● **Written task**
Would you write out the listing verbatim and skip every picture in it?

● **Exercise input**
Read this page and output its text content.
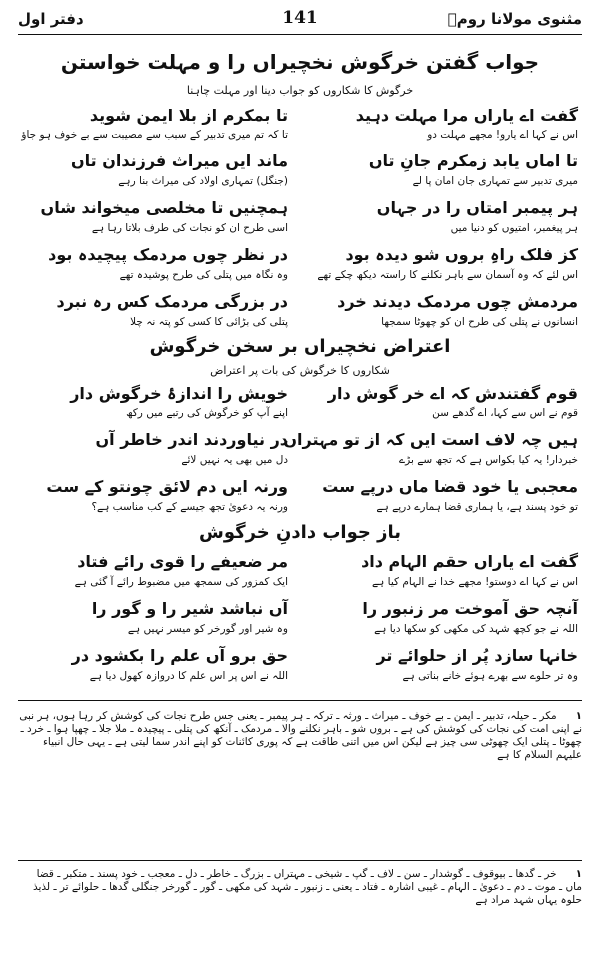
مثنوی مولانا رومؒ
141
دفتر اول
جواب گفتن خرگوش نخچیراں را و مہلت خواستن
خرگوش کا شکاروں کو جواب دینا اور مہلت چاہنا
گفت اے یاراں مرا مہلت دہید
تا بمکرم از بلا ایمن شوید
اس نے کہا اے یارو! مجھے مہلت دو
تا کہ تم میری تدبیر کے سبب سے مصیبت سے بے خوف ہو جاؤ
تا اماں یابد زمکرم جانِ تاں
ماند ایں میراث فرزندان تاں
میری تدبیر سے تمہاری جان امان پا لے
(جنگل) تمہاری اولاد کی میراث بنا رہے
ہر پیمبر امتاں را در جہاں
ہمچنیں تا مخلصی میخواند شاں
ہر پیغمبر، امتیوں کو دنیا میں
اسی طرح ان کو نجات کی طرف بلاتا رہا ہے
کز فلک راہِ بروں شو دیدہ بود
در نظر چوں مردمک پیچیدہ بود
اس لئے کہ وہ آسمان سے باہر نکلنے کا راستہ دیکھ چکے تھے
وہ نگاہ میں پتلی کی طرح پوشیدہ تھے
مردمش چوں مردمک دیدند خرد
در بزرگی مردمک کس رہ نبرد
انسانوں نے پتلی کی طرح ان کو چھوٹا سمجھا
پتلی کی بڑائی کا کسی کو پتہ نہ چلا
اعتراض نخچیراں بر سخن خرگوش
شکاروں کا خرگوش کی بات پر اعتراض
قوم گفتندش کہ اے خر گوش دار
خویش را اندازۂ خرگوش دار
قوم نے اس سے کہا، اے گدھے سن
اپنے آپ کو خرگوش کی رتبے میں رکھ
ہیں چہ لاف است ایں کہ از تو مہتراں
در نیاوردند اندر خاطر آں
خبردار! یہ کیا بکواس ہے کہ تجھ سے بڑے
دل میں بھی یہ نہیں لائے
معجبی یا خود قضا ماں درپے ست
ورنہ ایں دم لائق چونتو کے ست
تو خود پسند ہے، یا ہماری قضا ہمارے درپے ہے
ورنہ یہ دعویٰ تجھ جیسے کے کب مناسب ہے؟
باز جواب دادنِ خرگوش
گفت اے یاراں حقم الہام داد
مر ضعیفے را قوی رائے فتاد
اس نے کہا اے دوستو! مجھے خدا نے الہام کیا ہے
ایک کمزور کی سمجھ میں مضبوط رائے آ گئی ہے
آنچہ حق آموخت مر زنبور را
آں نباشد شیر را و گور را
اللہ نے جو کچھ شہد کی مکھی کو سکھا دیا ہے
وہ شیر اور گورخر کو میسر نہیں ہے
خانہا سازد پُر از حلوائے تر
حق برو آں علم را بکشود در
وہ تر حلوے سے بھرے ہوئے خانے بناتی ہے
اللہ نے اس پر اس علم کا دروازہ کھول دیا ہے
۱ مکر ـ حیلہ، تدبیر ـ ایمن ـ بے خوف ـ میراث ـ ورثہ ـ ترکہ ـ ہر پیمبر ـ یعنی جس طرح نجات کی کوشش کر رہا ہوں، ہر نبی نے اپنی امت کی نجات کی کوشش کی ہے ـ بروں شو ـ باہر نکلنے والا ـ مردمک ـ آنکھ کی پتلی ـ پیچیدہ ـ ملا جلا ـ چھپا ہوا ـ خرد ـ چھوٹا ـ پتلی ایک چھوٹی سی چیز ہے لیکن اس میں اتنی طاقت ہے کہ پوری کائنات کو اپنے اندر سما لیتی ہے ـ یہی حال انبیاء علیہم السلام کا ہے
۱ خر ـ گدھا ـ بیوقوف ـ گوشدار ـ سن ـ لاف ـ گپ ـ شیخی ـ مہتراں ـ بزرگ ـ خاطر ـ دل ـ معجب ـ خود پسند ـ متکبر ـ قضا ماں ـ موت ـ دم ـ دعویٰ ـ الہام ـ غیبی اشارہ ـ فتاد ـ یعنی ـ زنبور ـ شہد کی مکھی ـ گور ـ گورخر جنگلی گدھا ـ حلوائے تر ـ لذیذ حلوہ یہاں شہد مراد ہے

● **Correct result**
Read this page and output its text content.
مثنوی مولانا رومؒ
141
دفتر اول
جواب گفتن خرگوش نخچیراں را و مہلت خواستن
خرگوش کا شکاروں کو جواب دینا اور مہلت چاہنا
گفت اے یاراں مرا مہلت دہید
تا بمکرم از بلا ایمن شوید
اس نے کہا اے یارو! مجھے مہلت دو
تا کہ تم میری تدبیر کے سبب سے مصیبت سے بے خوف ہو جاؤ
تا اماں یابد زمکرم جانِ تاں
ماند ایں میراث فرزندان تاں
میری تدبیر سے تمہاری جان امان پا لے
(جنگل) تمہاری اولاد کی میراث بنا رہے
ہر پیمبر امتاں را در جہاں
ہمچنیں تا مخلصی میخواند شاں
ہر پیغمبر، امتیوں کو دنیا میں
اسی طرح ان کو نجات کی طرف بلاتا رہا ہے
کز فلک راہِ بروں شو دیدہ بود
در نظر چوں مردمک پیچیدہ بود
اس لئے کہ وہ آسمان سے باہر نکلنے کا راستہ دیکھ چکے تھے
وہ نگاہ میں پتلی کی طرح پوشیدہ تھے
مردمش چوں مردمک دیدند خرد
در بزرگی مردمک کس رہ نبرد
انسانوں نے پتلی کی طرح ان کو چھوٹا سمجھا
پتلی کی بڑائی کا کسی کو پتہ نہ چلا
اعتراض نخچیراں بر سخن خرگوش
شکاروں کا خرگوش کی بات پر اعتراض
قوم گفتندش کہ اے خر گوش دار
خویش را اندازۂ خرگوش دار
قوم نے اس سے کہا، اے گدھے سن
اپنے آپ کو خرگوش کی رتبے میں رکھ
ہیں چہ لاف است ایں کہ از تو مہتراں
در نیاوردند اندر خاطر آں
خبردار! یہ کیا بکواس ہے کہ تجھ سے بڑے
دل میں بھی یہ نہیں لائے
معجبی یا خود قضا ماں درپے ست
ورنہ ایں دم لائق چونتو کے ست
تو خود پسند ہے، یا ہماری قضا ہمارے درپے ہے
ورنہ یہ دعویٰ تجھ جیسے کے کب مناسب ہے؟
باز جواب دادنِ خرگوش
گفت اے یاراں حقم الہام داد
مر ضعیفے را قوی رائے فتاد
اس نے کہا اے دوستو! مجھے خدا نے الہام کیا ہے
ایک کمزور کی سمجھ میں مضبوط رائے آ گئی ہے
آنچہ حق آموخت مر زنبور را
آں نباشد شیر را و گور را
اللہ نے جو کچھ شہد کی مکھی کو سکھا دیا ہے
وہ شیر اور گورخر کو میسر نہیں ہے
خانہا سازد پُر از حلوائے تر
حق برو آں علم را بکشود در
وہ تر حلوے سے بھرے ہوئے خانے بناتی ہے
اللہ نے اس پر اس علم کا دروازہ کھول دیا ہے
۱ مکر ـ حیلہ، تدبیر ـ ایمن ـ بے خوف ـ میراث ـ ورثہ ـ ترکہ ـ ہر پیمبر ـ یعنی جس طرح نجات کی کوشش کر رہا ہوں، ہر نبی نے اپنی امت کی نجات کی کوشش کی ہے ـ بروں شو ـ باہر نکلنے والا ـ مردمک ـ آنکھ کی پتلی ـ پیچیدہ ـ ملا جلا ـ چھپا ہوا ـ خرد ـ چھوٹا ـ پتلی ایک چھوٹی سی چیز ہے لیکن اس میں اتنی طاقت ہے کہ پوری کائنات کو اپنے اندر سما لیتی ہے ـ یہی حال انبیاء علیہم السلام کا ہے
۱ خر ـ گدھا ـ بیوقوف ـ گوشدار ـ سن ـ لاف ـ گپ ـ شیخی ـ مہتراں ـ بزرگ ـ خاطر ـ دل ـ معجب ـ خود پسند ـ متکبر ـ قضا ماں ـ موت ـ دم ـ دعویٰ ـ الہام ـ غیبی اشارہ ـ فتاد ـ یعنی ـ زنبور ـ شہد کی مکھی ـ گور ـ گورخر جنگلی گدھا ـ حلوائے تر ـ لذیذ حلوہ یہاں شہد مراد ہے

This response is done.